**What is required**
Every line that includes the word "https" is to be listed.

——

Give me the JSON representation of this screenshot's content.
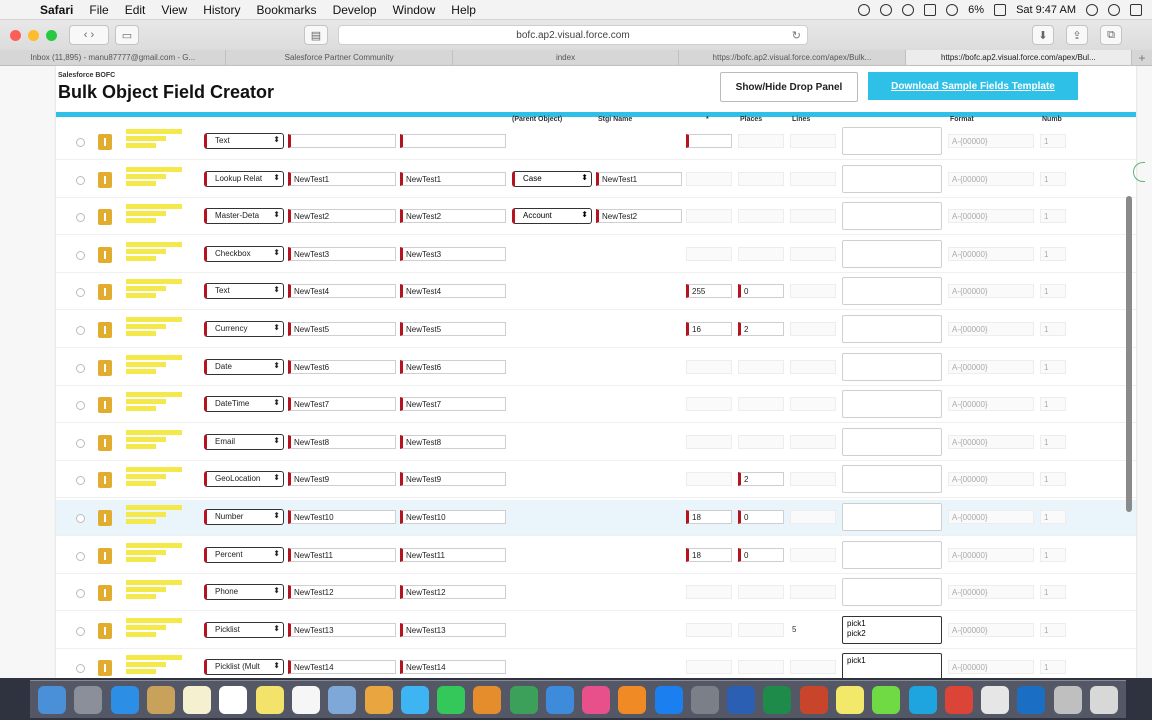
{
  "menubar": {
    "app": "Safari",
    "menus": [
      "File",
      "Edit",
      "View",
      "History",
      "Bookmarks",
      "Develop",
      "Window",
      "Help"
    ],
    "battery": "6%",
    "clock": "Sat 9:47 AM"
  },
  "browser": {
    "url": "bofc.ap2.visual.force.com",
    "tabs": [
      {
        "label": "Inbox (11,895) - manu87777@gmail.com - G..."
      },
      {
        "label": "Salesforce Partner Community"
      },
      {
        "label": "index"
      },
      {
        "label": "https://bofc.ap2.visual.force.com/apex/Bulk..."
      },
      {
        "label": "https://bofc.ap2.visual.force.com/apex/Bul..."
      }
    ],
    "new_tab": "+"
  },
  "page": {
    "brand": "Salesforce BOFC",
    "title": "Bulk Object Field Creator",
    "toggle_button": "Show/Hide Drop Panel",
    "download_button": "Download Sample Fields Template"
  },
  "columns": {
    "parent_object": "(Parent Object)",
    "strip_name": "Stgi Name",
    "length": "*",
    "places": "Places",
    "lines": "Lines",
    "format": "Format",
    "number": "Numb"
  },
  "rows": [
    {
      "type": "Text",
      "label": "",
      "api": "",
      "parent": "",
      "rel": "",
      "length": "",
      "decimal": "",
      "lines": "",
      "values": "",
      "format": "A-{00000}",
      "start": "1"
    },
    {
      "type": "Lookup Relat",
      "label": "NewTest1",
      "api": "NewTest1",
      "parent": "Case",
      "rel": "NewTest1",
      "length": "",
      "decimal": "",
      "lines": "",
      "values": "",
      "format": "A-{00000}",
      "start": "1"
    },
    {
      "type": "Master-Deta",
      "label": "NewTest2",
      "api": "NewTest2",
      "parent": "Account",
      "rel": "NewTest2",
      "length": "",
      "decimal": "",
      "lines": "",
      "values": "",
      "format": "A-{00000}",
      "start": "1"
    },
    {
      "type": "Checkbox",
      "label": "NewTest3",
      "api": "NewTest3",
      "parent": "",
      "rel": "",
      "length": "",
      "decimal": "",
      "lines": "",
      "values": "",
      "format": "A-{00000}",
      "start": "1"
    },
    {
      "type": "Text",
      "label": "NewTest4",
      "api": "NewTest4",
      "parent": "",
      "rel": "",
      "length": "255",
      "decimal": "0",
      "lines": "",
      "values": "",
      "format": "A-{00000}",
      "start": "1"
    },
    {
      "type": "Currency",
      "label": "NewTest5",
      "api": "NewTest5",
      "parent": "",
      "rel": "",
      "length": "16",
      "decimal": "2",
      "lines": "",
      "values": "",
      "format": "A-{00000}",
      "start": "1"
    },
    {
      "type": "Date",
      "label": "NewTest6",
      "api": "NewTest6",
      "parent": "",
      "rel": "",
      "length": "",
      "decimal": "",
      "lines": "",
      "values": "",
      "format": "A-{00000}",
      "start": "1"
    },
    {
      "type": "DateTime",
      "label": "NewTest7",
      "api": "NewTest7",
      "parent": "",
      "rel": "",
      "length": "",
      "decimal": "",
      "lines": "",
      "values": "",
      "format": "A-{00000}",
      "start": "1"
    },
    {
      "type": "Email",
      "label": "NewTest8",
      "api": "NewTest8",
      "parent": "",
      "rel": "",
      "length": "",
      "decimal": "",
      "lines": "",
      "values": "",
      "format": "A-{00000}",
      "start": "1"
    },
    {
      "type": "GeoLocation",
      "label": "NewTest9",
      "api": "NewTest9",
      "parent": "",
      "rel": "",
      "length": "",
      "decimal": "2",
      "lines": "",
      "values": "",
      "format": "A-{00000}",
      "start": "1"
    },
    {
      "type": "Number",
      "label": "NewTest10",
      "api": "NewTest10",
      "parent": "",
      "rel": "",
      "length": "18",
      "decimal": "0",
      "lines": "",
      "values": "",
      "format": "A-{00000}",
      "start": "1"
    },
    {
      "type": "Percent",
      "label": "NewTest11",
      "api": "NewTest11",
      "parent": "",
      "rel": "",
      "length": "18",
      "decimal": "0",
      "lines": "",
      "values": "",
      "format": "A-{00000}",
      "start": "1"
    },
    {
      "type": "Phone",
      "label": "NewTest12",
      "api": "NewTest12",
      "parent": "",
      "rel": "",
      "length": "",
      "decimal": "",
      "lines": "",
      "values": "",
      "format": "A-{00000}",
      "start": "1"
    },
    {
      "type": "Picklist",
      "label": "NewTest13",
      "api": "NewTest13",
      "parent": "",
      "rel": "",
      "length": "",
      "decimal": "",
      "lines": "5",
      "values": "pick1\npick2",
      "format": "A-{00000}",
      "start": "1"
    },
    {
      "type": "Picklist (Mult",
      "label": "NewTest14",
      "api": "NewTest14",
      "parent": "",
      "rel": "",
      "length": "",
      "decimal": "",
      "lines": "",
      "values": "pick1",
      "format": "A-{00000}",
      "start": "1"
    }
  ],
  "dock": [
    "Finder",
    "Launchpad",
    "Safari",
    "Mail",
    "Notes",
    "Calendar",
    "Stickies",
    "Reminders",
    "Preview",
    "Photos",
    "Messages",
    "FaceTime",
    "Books",
    "Numbers",
    "Keynote",
    "iTunes",
    "iBooks",
    "App Store",
    "System Preferences",
    "Word",
    "Excel",
    "PowerPoint",
    "Stickies",
    "Upwork",
    "Skype",
    "Chrome",
    "TextEdit",
    "Outlook",
    "Archive",
    "Trash"
  ]
}
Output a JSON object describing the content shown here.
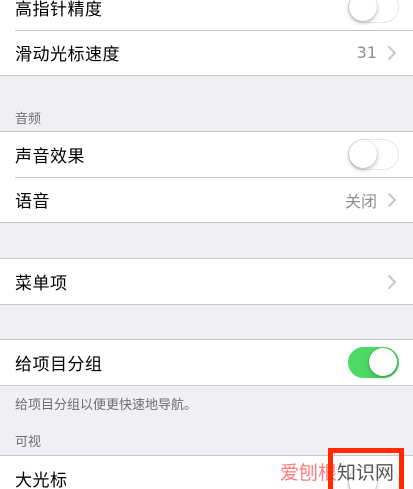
{
  "pointer": {
    "precision_label": "高指针精度",
    "precision_on": false,
    "speed_label": "滑动光标速度",
    "speed_value": "31"
  },
  "audio": {
    "header": "音频",
    "sound_effects_label": "声音效果",
    "sound_effects_on": false,
    "speech_label": "语音",
    "speech_value": "关闭"
  },
  "menu": {
    "menu_items_label": "菜单项"
  },
  "grouping": {
    "group_items_label": "给项目分组",
    "group_items_on": true,
    "footer": "给项目分组以便更快速地导航。"
  },
  "visible": {
    "header": "可视",
    "large_cursor_label": "大光标"
  },
  "watermark": {
    "part_a": "爱刨根",
    "part_b": "知识网"
  },
  "colors": {
    "background": "#efeff4",
    "toggle_on": "#4cd964",
    "watermark_box": "#ff2a00"
  }
}
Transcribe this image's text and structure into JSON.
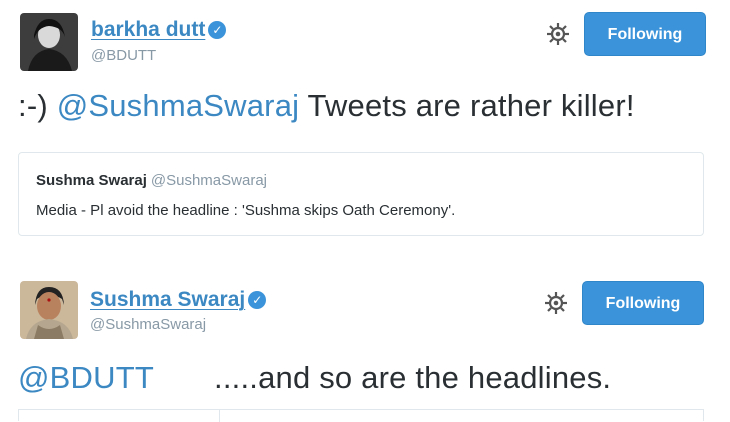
{
  "tweet1": {
    "author_name": "barkha dutt",
    "author_handle": "@BDUTT",
    "follow_label": "Following",
    "text_prefix": ":-) ",
    "mention": "@SushmaSwaraj",
    "text_suffix": " Tweets are rather killer!",
    "quoted": {
      "author_name": "Sushma Swaraj",
      "author_handle": "@SushmaSwaraj",
      "text": "Media - Pl avoid the headline : 'Sushma skips Oath Ceremony'."
    }
  },
  "tweet2": {
    "author_name": "Sushma Swaraj",
    "author_handle": "@SushmaSwaraj",
    "follow_label": "Following",
    "mention": "@BDUTT",
    "text_suffix": ".....and so are the headlines."
  },
  "icons": {
    "verified": "verified-badge-icon",
    "gear": "gear-icon"
  },
  "colors": {
    "link": "#3b88c3",
    "follow_button": "#3b94d9",
    "handle": "#8899a6",
    "text": "#292f33",
    "border": "#e1e8ed"
  }
}
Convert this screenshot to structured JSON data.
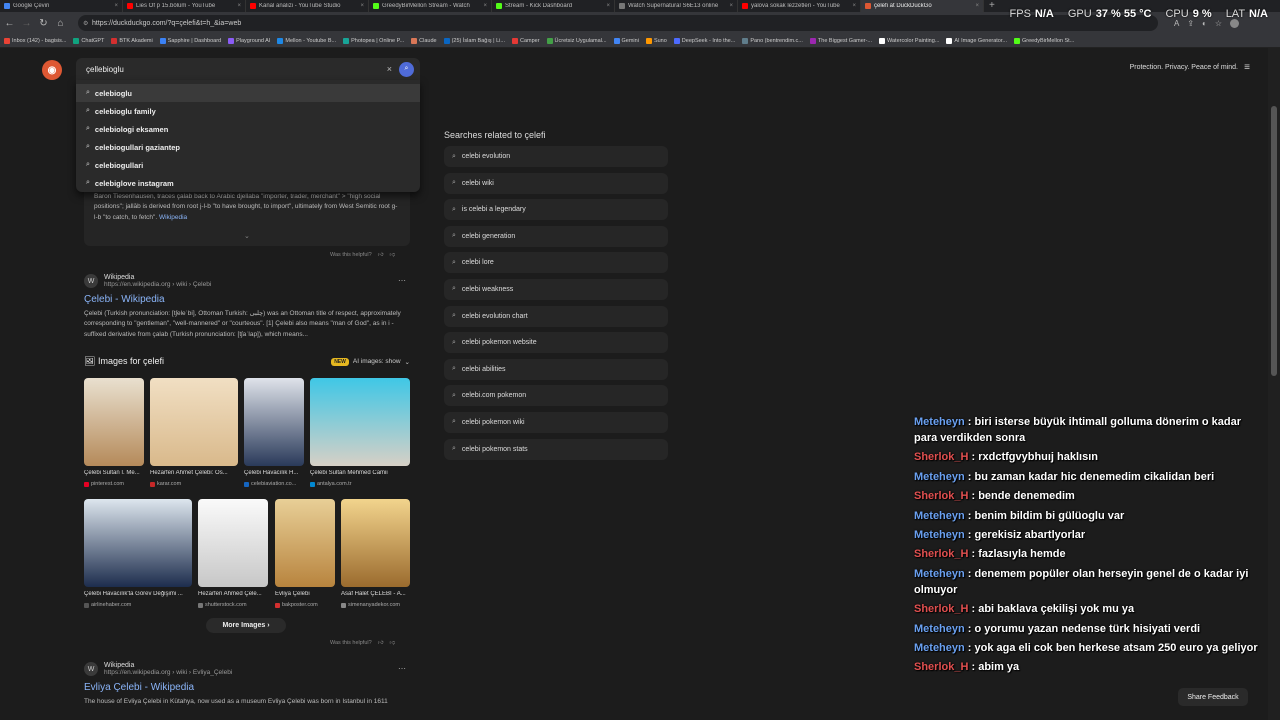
{
  "browser": {
    "tabs": [
      {
        "title": "Google Çeviri",
        "color": "#4285f4",
        "active": false
      },
      {
        "title": "Lies Of p 15.bölüm - YouTube",
        "color": "#ff0000",
        "active": false
      },
      {
        "title": "Kanal analizi - YouTube Studio",
        "color": "#ff0000",
        "active": false
      },
      {
        "title": "GreedyBirMellon Stream - Watch",
        "color": "#53fc18",
        "active": false
      },
      {
        "title": "Stream - Kick Dashboard",
        "color": "#53fc18",
        "active": false
      },
      {
        "title": "Watch Supernatural S6E13 online",
        "color": "#777777",
        "active": false
      },
      {
        "title": "yalova sokak lezzetleri - YouTube",
        "color": "#ff0000",
        "active": false
      },
      {
        "title": "çelefi at DuckDuckGo",
        "color": "#de5833",
        "active": true
      }
    ],
    "url": "https://duckduckgo.com/?q=çelefi&t=h_&ia=web",
    "new_tab": "+",
    "bookmarks": [
      {
        "label": "Inbox (142) - bagisis...",
        "color": "#ea4335"
      },
      {
        "label": "ChatGPT",
        "color": "#10a37f"
      },
      {
        "label": "BTK Akademi",
        "color": "#d32f2f"
      },
      {
        "label": "Sapphire | Dashboard",
        "color": "#3b82f6"
      },
      {
        "label": "Playground AI",
        "color": "#8b5cf6"
      },
      {
        "label": "Mellon - Youtube B...",
        "color": "#1e88e5"
      },
      {
        "label": "Photopea | Online P...",
        "color": "#18a497"
      },
      {
        "label": "Claude",
        "color": "#d97757"
      },
      {
        "label": "(25) İslam Bağış | Li...",
        "color": "#0a66c2"
      },
      {
        "label": "Camper",
        "color": "#e53935"
      },
      {
        "label": "Ücretsiz Uygulamal...",
        "color": "#43a047"
      },
      {
        "label": "Gemini",
        "color": "#4285f4"
      },
      {
        "label": "Suno",
        "color": "#ff9800"
      },
      {
        "label": "DeepSeek - Into the...",
        "color": "#4d6bfe"
      },
      {
        "label": "Pano (bentrendim.c...",
        "color": "#607d8b"
      },
      {
        "label": "The Biggest Gamer-...",
        "color": "#9c27b0"
      },
      {
        "label": "Watercolor Painting...",
        "color": "#ffffff"
      },
      {
        "label": "AI Image Generator...",
        "color": "#ffffff"
      },
      {
        "label": "GreedyBirMellon St...",
        "color": "#53fc18"
      }
    ]
  },
  "overlay": {
    "fps_label": "FPS",
    "fps": "N/A",
    "gpu_label": "GPU",
    "gpu": "37 % 55 °C",
    "cpu_label": "CPU",
    "cpu": "9 %",
    "lat_label": "LAT",
    "lat": "N/A"
  },
  "search": {
    "query": "çellebioglu",
    "clear": "×",
    "suggestions": [
      "celebioglu",
      "celebioglu family",
      "celebiologi eksamen",
      "celebiogullari gaziantep",
      "celebiogullari",
      "celebiglove instagram"
    ]
  },
  "header": {
    "tagline": "Protection. Privacy. Peace of mind."
  },
  "about": {
    "text": "Baron Tiesenhausen, traces çalab back to Arabic djellaba \"importer, trader, merchant\" > \"high social positions\"; jallāb is derived from root j-l-b \"to have brought, to import\", ultimately from West Semitic root g-l-b \"to catch, to fetch\".",
    "link": "Wikipedia"
  },
  "helpful_text": "Was this helpful?",
  "result1": {
    "site": "Wikipedia",
    "url": "https://en.wikipedia.org › wiki › Çelebi",
    "title": "Çelebi - Wikipedia",
    "snippet": "Çelebi (Turkish pronunciation: [tʃeleˈbi], Ottoman Turkish: چلبی) was an Ottoman title of respect, approximately corresponding to \"gentleman\", \"well-mannered\" or \"courteous\". [1] Çelebi also means \"man of God\", as in i -suffixed derivative from çalab (Turkish pronunciation: [tʃaˈlap]), which means..."
  },
  "images": {
    "title": "Images for çelefi",
    "new_badge": "NEW",
    "ai_label": "AI images: show",
    "items": [
      {
        "caption": "Çelebi Sultan I. Me...",
        "source": "pinterest.com",
        "color": "#e60023"
      },
      {
        "caption": "Hezarfen Ahmet Çelebi: Os...",
        "source": "karar.com",
        "color": "#c62828"
      },
      {
        "caption": "Çelebi Havacılık H...",
        "source": "celebiaviation.co...",
        "color": "#1565c0"
      },
      {
        "caption": "Çelebi Sultan Mehmed Camii",
        "source": "antalya.com.tr",
        "color": "#0288d1"
      },
      {
        "caption": "Çelebi Havacılık'ta Görev Değişimi ...",
        "source": "airlinehaber.com",
        "color": "#555555"
      },
      {
        "caption": "Hezarfen Ahmed Çele...",
        "source": "shutterstock.com",
        "color": "#777777"
      },
      {
        "caption": "Evliya Çelebi",
        "source": "bakposter.com",
        "color": "#d32f2f"
      },
      {
        "caption": "Asaf Halet ÇELEBİ - A...",
        "source": "simenanyadekor.com",
        "color": "#888888"
      }
    ],
    "more": "More Images"
  },
  "result2": {
    "site": "Wikipedia",
    "url": "https://en.wikipedia.org › wiki › Evliya_Çelebi",
    "title": "Evliya Çelebi - Wikipedia",
    "snippet": "The house of Evliya Çelebi in Kütahya, now used as a museum Evliya Çelebi was born in Istanbul in 1611"
  },
  "related": {
    "title": "Searches related to çelefi",
    "items": [
      "celebi evolution",
      "celebi wiki",
      "is celebi a legendary",
      "celebi generation",
      "celebi lore",
      "celebi weakness",
      "celebi evolution chart",
      "celebi pokemon website",
      "celebi abilities",
      "celebi.com pokemon",
      "celebi pokemon wiki",
      "celebi pokemon stats"
    ]
  },
  "chat": [
    {
      "user": "Meteheyn",
      "type": 1,
      "text": "biri isterse büyük ihtimall golluma dönerim o kadar para verdikden sonra"
    },
    {
      "user": "Sherlok_H",
      "type": 2,
      "text": "rxdctfgvybhuıj haklısın"
    },
    {
      "user": "Meteheyn",
      "type": 1,
      "text": "bu zaman kadar hic denemedim cikalidan beri"
    },
    {
      "user": "Sherlok_H",
      "type": 2,
      "text": "bende denemedim"
    },
    {
      "user": "Meteheyn",
      "type": 1,
      "text": "benim bildim bi gülüoglu var"
    },
    {
      "user": "Meteheyn",
      "type": 1,
      "text": "gerekisiz abartlyorlar"
    },
    {
      "user": "Sherlok_H",
      "type": 2,
      "text": "fazlasıyla hemde"
    },
    {
      "user": "Meteheyn",
      "type": 1,
      "text": "denemem popüler olan herseyin genel de o kadar iyi olmuyor"
    },
    {
      "user": "Sherlok_H",
      "type": 2,
      "text": "abi baklava çekilişi yok mu ya"
    },
    {
      "user": "Meteheyn",
      "type": 1,
      "text": "o yorumu yazan nedense türk hisiyati verdi"
    },
    {
      "user": "Meteheyn",
      "type": 1,
      "text": "yok aga eli cok ben herkese atsam 250 euro ya geliyor"
    },
    {
      "user": "Sherlok_H",
      "type": 2,
      "text": "abim ya"
    }
  ],
  "feedback": "Share Feedback"
}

——

**Written answer**
        "label": "https://bofc.ap2.visual.force.com/apex/Bulk..."
        "label": "https://bofc.ap2.visual.force.com/apex/Bul..."
    "url": "https://duckduckgo.com/?q=çelefi&t=h_&ia=web",
    "url": "https://en.wikipedia.org › wiki › Çelebi",
    "url": "https://en.wikipedia.org › wiki › Evliya_Çelebi",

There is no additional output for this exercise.